:: Entries supplied ::

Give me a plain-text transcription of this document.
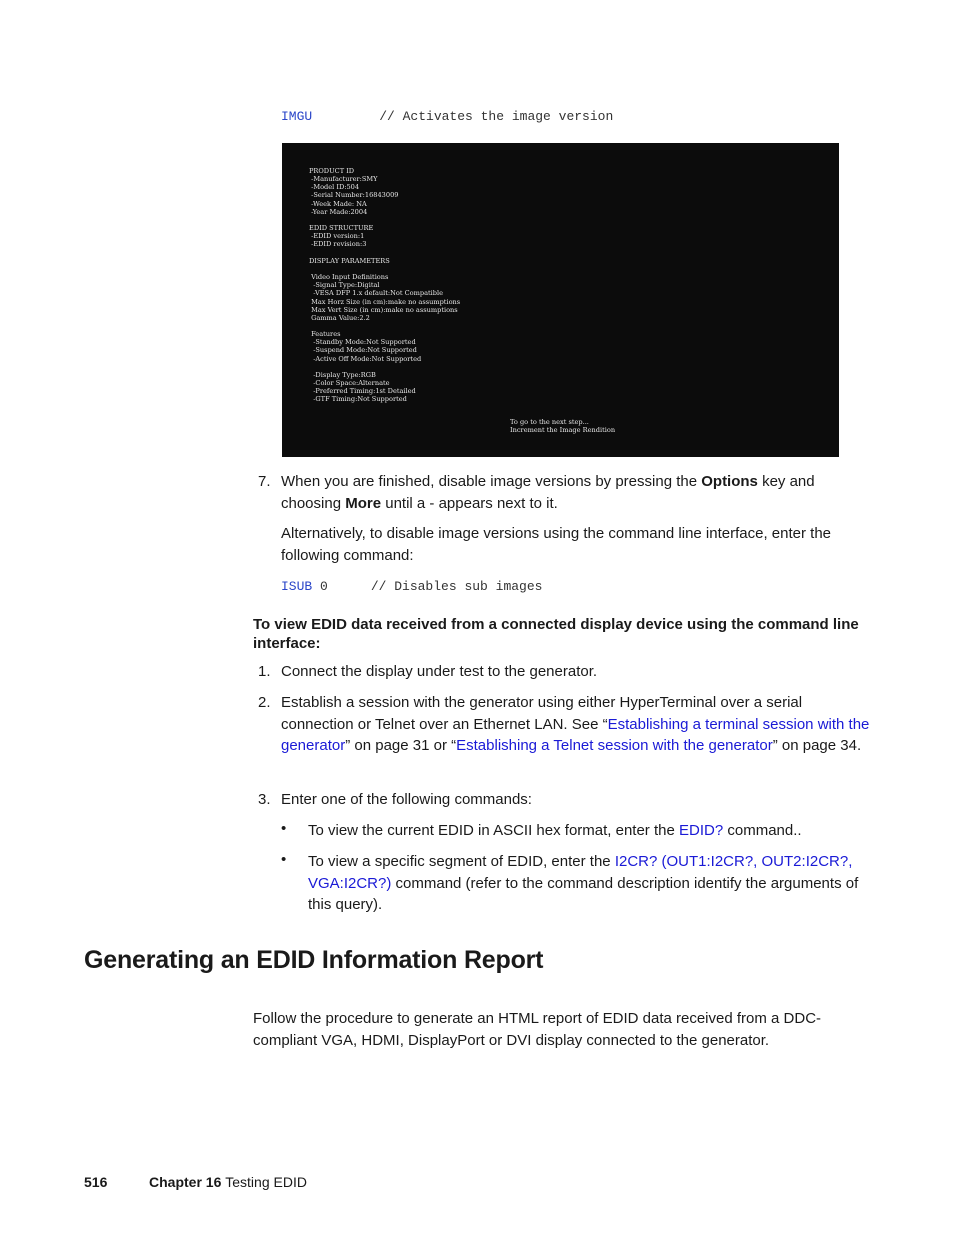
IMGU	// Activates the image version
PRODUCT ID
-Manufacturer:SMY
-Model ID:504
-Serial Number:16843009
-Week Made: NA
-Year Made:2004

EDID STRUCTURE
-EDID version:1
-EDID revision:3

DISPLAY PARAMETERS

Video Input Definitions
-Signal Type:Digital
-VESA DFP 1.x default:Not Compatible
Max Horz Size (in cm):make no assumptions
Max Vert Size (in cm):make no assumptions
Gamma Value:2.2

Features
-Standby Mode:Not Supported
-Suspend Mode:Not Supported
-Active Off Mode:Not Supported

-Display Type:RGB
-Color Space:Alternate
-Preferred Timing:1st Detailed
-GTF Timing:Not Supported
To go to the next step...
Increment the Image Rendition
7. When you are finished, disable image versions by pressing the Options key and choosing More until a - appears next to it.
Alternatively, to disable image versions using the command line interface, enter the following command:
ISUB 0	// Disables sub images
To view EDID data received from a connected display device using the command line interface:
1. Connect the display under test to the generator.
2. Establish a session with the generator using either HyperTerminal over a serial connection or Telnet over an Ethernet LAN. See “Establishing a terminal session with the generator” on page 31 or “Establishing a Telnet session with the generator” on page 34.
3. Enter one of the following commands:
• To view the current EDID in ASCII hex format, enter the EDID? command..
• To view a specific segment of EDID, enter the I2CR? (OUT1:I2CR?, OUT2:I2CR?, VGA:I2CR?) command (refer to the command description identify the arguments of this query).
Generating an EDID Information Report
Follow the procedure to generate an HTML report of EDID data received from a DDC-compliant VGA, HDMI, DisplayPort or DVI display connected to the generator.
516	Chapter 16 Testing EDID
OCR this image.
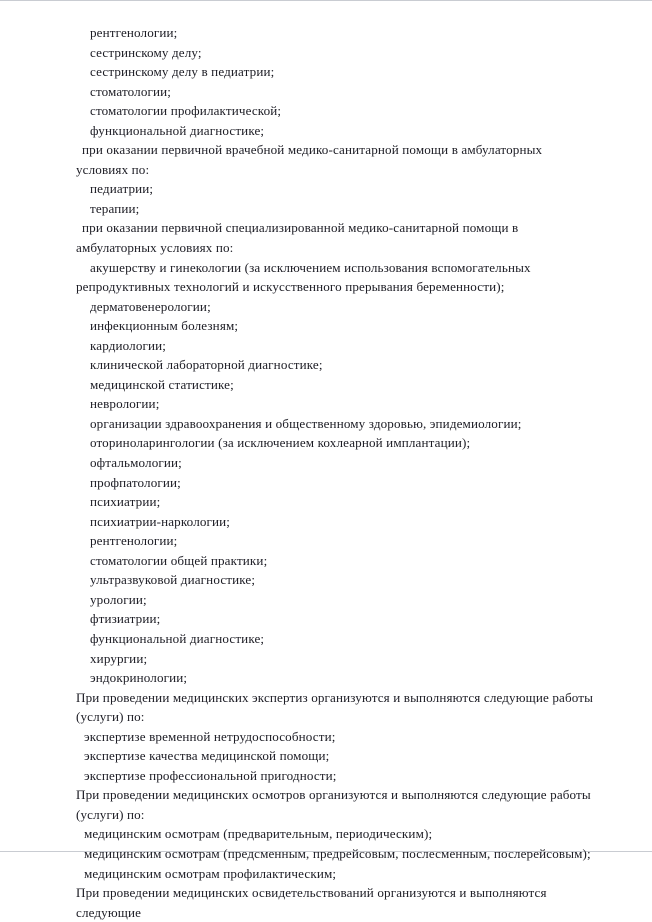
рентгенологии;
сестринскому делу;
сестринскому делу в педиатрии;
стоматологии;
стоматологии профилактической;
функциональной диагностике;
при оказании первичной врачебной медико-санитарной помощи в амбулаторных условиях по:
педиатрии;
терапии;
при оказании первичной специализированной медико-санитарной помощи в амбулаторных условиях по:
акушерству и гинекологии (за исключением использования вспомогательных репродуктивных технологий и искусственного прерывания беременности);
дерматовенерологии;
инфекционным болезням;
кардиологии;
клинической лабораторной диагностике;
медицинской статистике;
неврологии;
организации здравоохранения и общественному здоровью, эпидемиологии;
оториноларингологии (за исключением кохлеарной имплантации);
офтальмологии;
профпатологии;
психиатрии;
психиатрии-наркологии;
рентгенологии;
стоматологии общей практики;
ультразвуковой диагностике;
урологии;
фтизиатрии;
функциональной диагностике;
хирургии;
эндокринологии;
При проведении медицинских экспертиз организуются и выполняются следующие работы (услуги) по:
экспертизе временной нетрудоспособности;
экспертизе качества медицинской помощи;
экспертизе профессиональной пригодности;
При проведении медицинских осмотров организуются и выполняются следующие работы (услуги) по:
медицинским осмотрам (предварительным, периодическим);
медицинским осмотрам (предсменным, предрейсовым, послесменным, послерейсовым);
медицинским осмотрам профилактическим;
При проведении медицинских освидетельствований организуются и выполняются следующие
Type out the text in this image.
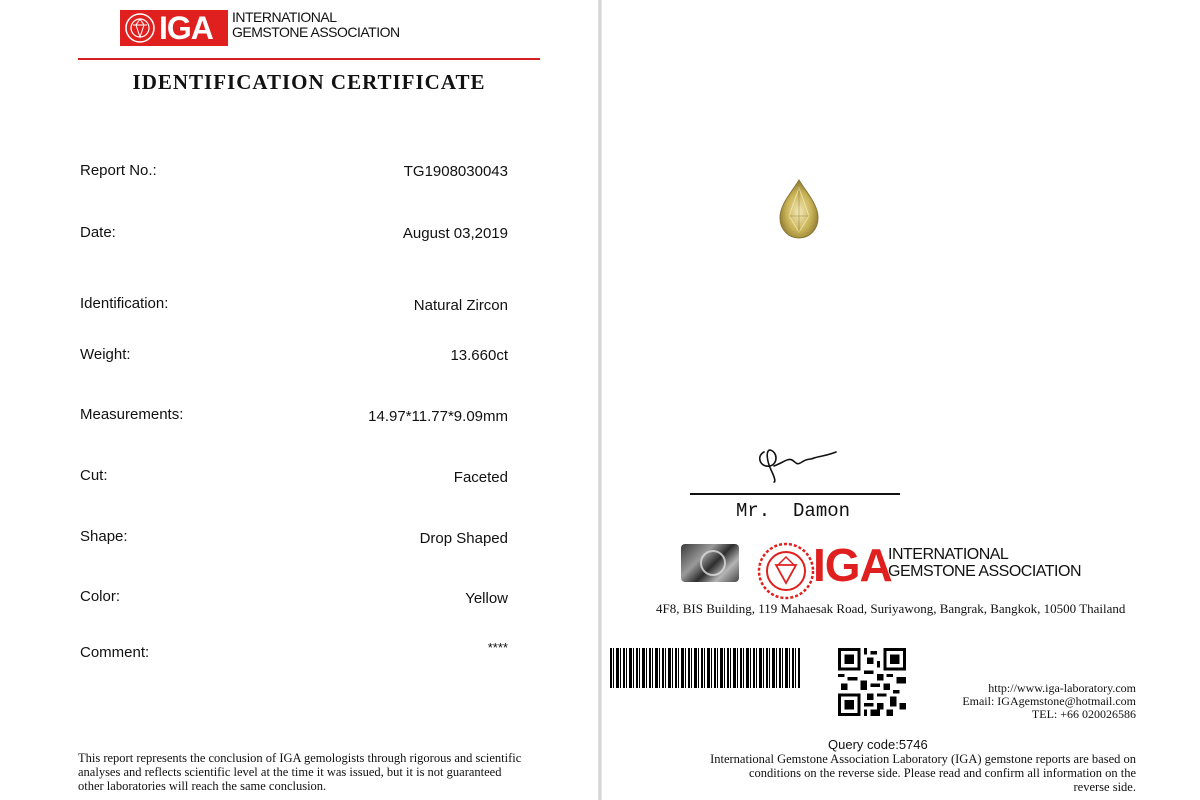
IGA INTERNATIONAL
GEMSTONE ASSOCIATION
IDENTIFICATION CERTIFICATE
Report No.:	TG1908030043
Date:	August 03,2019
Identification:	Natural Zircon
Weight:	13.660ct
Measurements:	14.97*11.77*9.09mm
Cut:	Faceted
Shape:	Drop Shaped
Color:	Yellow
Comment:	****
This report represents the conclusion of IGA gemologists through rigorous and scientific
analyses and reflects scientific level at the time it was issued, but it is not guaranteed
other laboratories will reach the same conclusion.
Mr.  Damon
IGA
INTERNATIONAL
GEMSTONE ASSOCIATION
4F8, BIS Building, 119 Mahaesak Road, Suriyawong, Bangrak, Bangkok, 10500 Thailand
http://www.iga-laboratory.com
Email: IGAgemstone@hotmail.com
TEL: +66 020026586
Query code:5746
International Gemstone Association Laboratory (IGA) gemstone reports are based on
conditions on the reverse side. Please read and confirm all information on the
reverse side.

:::

## Brief
Copy verbatim the span that opens at the line with "Type out the text in this image." and closes at the final line of the listing. Do not carry over any pictures.

## Answer
Type out the text in this image.
IGA INTERNATIONAL
GEMSTONE ASSOCIATION
IDENTIFICATION CERTIFICATE
Report No.:	TG1908030043
Date:	August 03,2019
Identification:	Natural Zircon
Weight:	13.660ct
Measurements:	14.97*11.77*9.09mm
Cut:	Faceted
Shape:	Drop Shaped
Color:	Yellow
Comment:	****
This report represents the conclusion of IGA gemologists through rigorous and scientific
analyses and reflects scientific level at the time it was issued, but it is not guaranteed
other laboratories will reach the same conclusion.
Mr.  Damon
IGA
INTERNATIONAL
GEMSTONE ASSOCIATION
4F8, BIS Building, 119 Mahaesak Road, Suriyawong, Bangrak, Bangkok, 10500 Thailand
http://www.iga-laboratory.com
Email: IGAgemstone@hotmail.com
TEL: +66 020026586
Query code:5746
International Gemstone Association Laboratory (IGA) gemstone reports are based on
conditions on the reverse side. Please read and confirm all information on the
reverse side.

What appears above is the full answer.